====== ROWS
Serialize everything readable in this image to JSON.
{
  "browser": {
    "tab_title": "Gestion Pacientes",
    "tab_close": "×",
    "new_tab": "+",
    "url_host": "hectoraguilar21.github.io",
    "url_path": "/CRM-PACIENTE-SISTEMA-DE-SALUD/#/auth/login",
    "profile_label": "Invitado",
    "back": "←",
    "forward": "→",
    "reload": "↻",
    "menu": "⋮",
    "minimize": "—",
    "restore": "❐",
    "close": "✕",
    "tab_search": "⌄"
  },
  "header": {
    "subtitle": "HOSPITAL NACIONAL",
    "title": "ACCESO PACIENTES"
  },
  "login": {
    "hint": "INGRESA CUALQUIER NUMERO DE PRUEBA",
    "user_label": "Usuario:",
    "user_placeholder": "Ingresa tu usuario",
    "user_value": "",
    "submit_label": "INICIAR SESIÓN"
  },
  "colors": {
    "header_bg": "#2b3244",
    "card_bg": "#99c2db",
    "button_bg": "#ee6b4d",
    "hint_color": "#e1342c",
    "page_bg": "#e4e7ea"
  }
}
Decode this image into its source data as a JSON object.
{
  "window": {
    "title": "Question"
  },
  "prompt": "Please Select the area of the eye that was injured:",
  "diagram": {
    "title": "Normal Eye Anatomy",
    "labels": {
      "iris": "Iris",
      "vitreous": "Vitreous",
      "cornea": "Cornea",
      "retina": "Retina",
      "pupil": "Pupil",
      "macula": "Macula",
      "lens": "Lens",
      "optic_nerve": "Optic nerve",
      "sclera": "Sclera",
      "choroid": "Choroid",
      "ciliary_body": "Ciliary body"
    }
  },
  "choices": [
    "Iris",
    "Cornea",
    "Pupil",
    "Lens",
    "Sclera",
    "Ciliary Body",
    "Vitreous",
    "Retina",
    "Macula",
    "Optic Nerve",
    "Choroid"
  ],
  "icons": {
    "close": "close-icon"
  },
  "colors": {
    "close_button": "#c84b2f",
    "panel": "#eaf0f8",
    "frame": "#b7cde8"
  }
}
============
- WHAT THIS TASK INVOLVES
Write out exactly the lines from the line holding "Decode this image" through the last line of the data, and nothing besides those lines.

- EXPECTED OUTPUT
Decode this image into its source data as a JSON object.
{
  "window": {
    "title": "Question"
  },
  "prompt": "Please Select the area of the eye that was injured:",
  "diagram": {
    "title": "Normal Eye Anatomy",
    "labels": {
      "iris": "Iris",
      "vitreous": "Vitreous",
      "cornea": "Cornea",
      "retina": "Retina",
      "pupil": "Pupil",
      "macula": "Macula",
      "lens": "Lens",
      "optic_nerve": "Optic nerve",
      "sclera": "Sclera",
      "choroid": "Choroid",
      "ciliary_body": "Ciliary body"
    }
  },
  "choices": [
    "Iris",
    "Cornea",
    "Pupil",
    "Lens",
    "Sclera",
    "Ciliary Body",
    "Vitreous",
    "Retina",
    "Macula",
    "Optic Nerve",
    "Choroid"
  ],
  "icons": {
    "close": "close-icon"
  },
  "colors": {
    "close_button": "#c84b2f",
    "panel": "#eaf0f8",
    "frame": "#b7cde8"
  }
}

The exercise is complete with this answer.